REQUIREMENTS: Copy every record exactly, and keep the pictures out.

RECORD EXTRACTS:

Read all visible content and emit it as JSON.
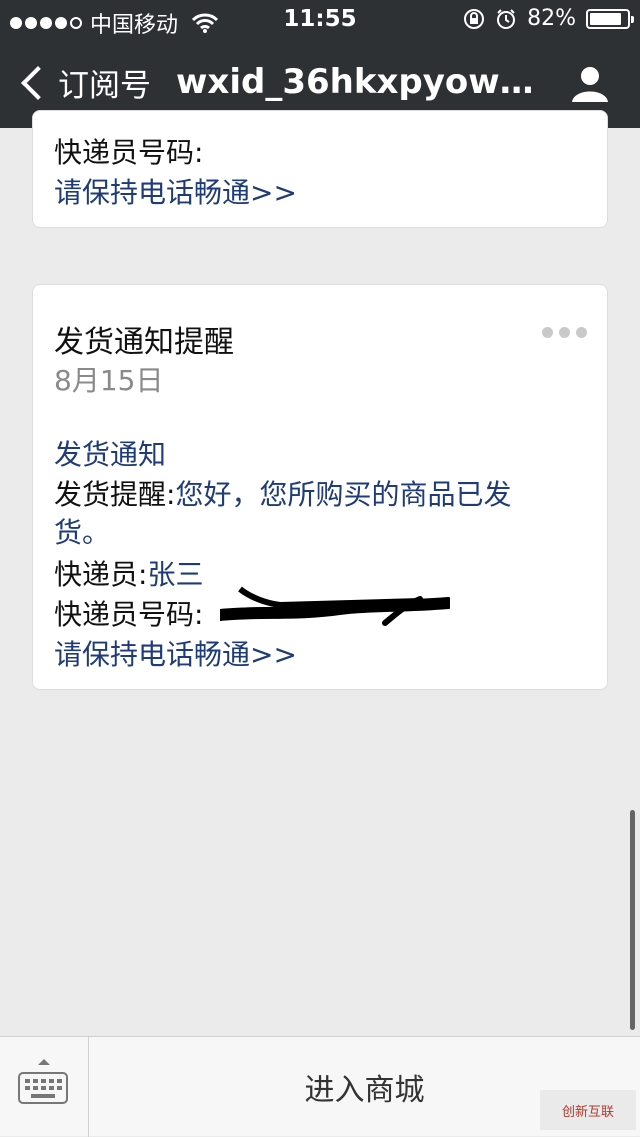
{
  "status_bar": {
    "carrier": "中国移动",
    "time": "11:55",
    "battery": "82%",
    "battery_level": 0.82
  },
  "nav": {
    "back_label": "订阅号",
    "title": "wxid_36hkxpyowh..."
  },
  "cards": [
    {
      "courier_number_label": "快递员号码:",
      "keep_phone_link": "请保持电话畅通>>"
    },
    {
      "title": "发货通知提醒",
      "date": "8月15日",
      "section_title": "发货通知",
      "reminder_label": "发货提醒:",
      "reminder_value_line1": "您好，您所购买的商品已发",
      "reminder_value_line2": "货。",
      "courier_label": "快递员:",
      "courier_value": "张三",
      "courier_number_label": "快递员号码:",
      "keep_phone_link": "请保持电话畅通>>"
    }
  ],
  "bottom_bar": {
    "enter_mall": "进入商城"
  },
  "watermark": "创新互联",
  "icons": [
    "signal-dots-icon",
    "wifi-icon",
    "rotation-lock-icon",
    "alarm-icon",
    "battery-icon",
    "back-chevron-icon",
    "profile-icon",
    "more-dots-icon",
    "keyboard-icon"
  ]
}
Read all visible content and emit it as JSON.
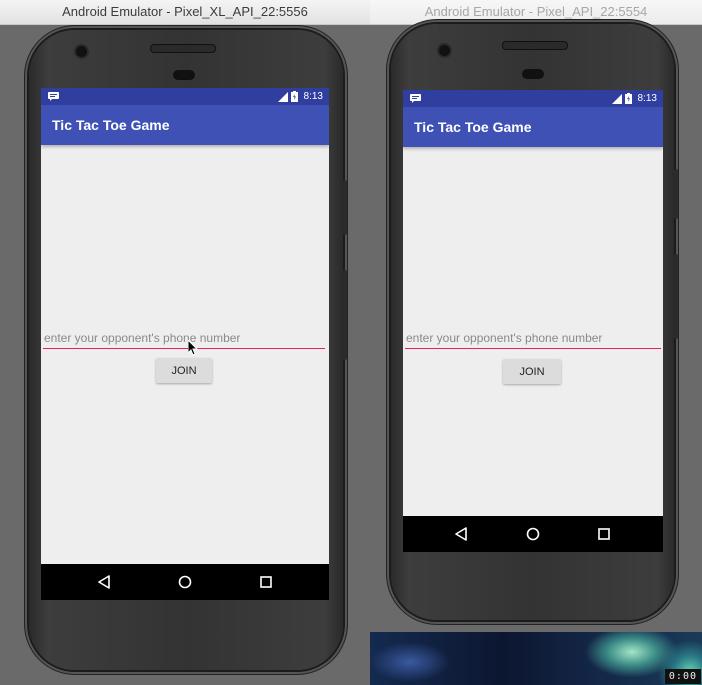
{
  "windows": [
    {
      "title": "Android Emulator - Pixel_XL_API_22:5556",
      "status_time": "8:13",
      "app_title": "Tic Tac Toe Game",
      "phone_input_placeholder": "enter your opponent's phone number",
      "join_label": "JOIN",
      "nav": {
        "back": "back-icon",
        "home": "home-icon",
        "recents": "recents-icon"
      }
    },
    {
      "title": "Android Emulator - Pixel_API_22:5554",
      "status_time": "8:13",
      "app_title": "Tic Tac Toe Game",
      "phone_input_placeholder": "enter your opponent's phone number",
      "join_label": "JOIN",
      "nav": {
        "back": "back-icon",
        "home": "home-icon",
        "recents": "recents-icon"
      }
    }
  ],
  "recording_timer": "0:00",
  "colors": {
    "status_bar": "#303f9f",
    "app_bar": "#3f51b5",
    "input_underline": "#e91e63",
    "screen_bg": "#eeeeee"
  }
}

EXPECTED ANSWER:
Read all visible content and emit it as JSON.
{
  "status_bar": {
    "carrier": "中国移动",
    "time": "11:55",
    "battery": "82%",
    "battery_level": 0.82
  },
  "nav": {
    "back_label": "订阅号",
    "title": "wxid_36hkxpyowh..."
  },
  "cards": [
    {
      "courier_number_label": "快递员号码:",
      "keep_phone_link": "请保持电话畅通>>"
    },
    {
      "title": "发货通知提醒",
      "date": "8月15日",
      "section_title": "发货通知",
      "reminder_label": "发货提醒:",
      "reminder_value_line1": "您好，您所购买的商品已发",
      "reminder_value_line2": "货。",
      "courier_label": "快递员:",
      "courier_value": "张三",
      "courier_number_label": "快递员号码:",
      "keep_phone_link": "请保持电话畅通>>"
    }
  ],
  "bottom_bar": {
    "enter_mall": "进入商城"
  },
  "watermark": "创新互联",
  "icons": [
    "signal-dots-icon",
    "wifi-icon",
    "rotation-lock-icon",
    "alarm-icon",
    "battery-icon",
    "back-chevron-icon",
    "profile-icon",
    "more-dots-icon",
    "keyboard-icon"
  ]
}
Read all visible content and emit it as JSON.
{
  "windows": [
    {
      "title": "Android Emulator - Pixel_XL_API_22:5556",
      "status_time": "8:13",
      "app_title": "Tic Tac Toe Game",
      "phone_input_placeholder": "enter your opponent's phone number",
      "join_label": "JOIN",
      "nav": {
        "back": "back-icon",
        "home": "home-icon",
        "recents": "recents-icon"
      }
    },
    {
      "title": "Android Emulator - Pixel_API_22:5554",
      "status_time": "8:13",
      "app_title": "Tic Tac Toe Game",
      "phone_input_placeholder": "enter your opponent's phone number",
      "join_label": "JOIN",
      "nav": {
        "back": "back-icon",
        "home": "home-icon",
        "recents": "recents-icon"
      }
    }
  ],
  "recording_timer": "0:00",
  "colors": {
    "status_bar": "#303f9f",
    "app_bar": "#3f51b5",
    "input_underline": "#e91e63",
    "screen_bg": "#eeeeee"
  }
}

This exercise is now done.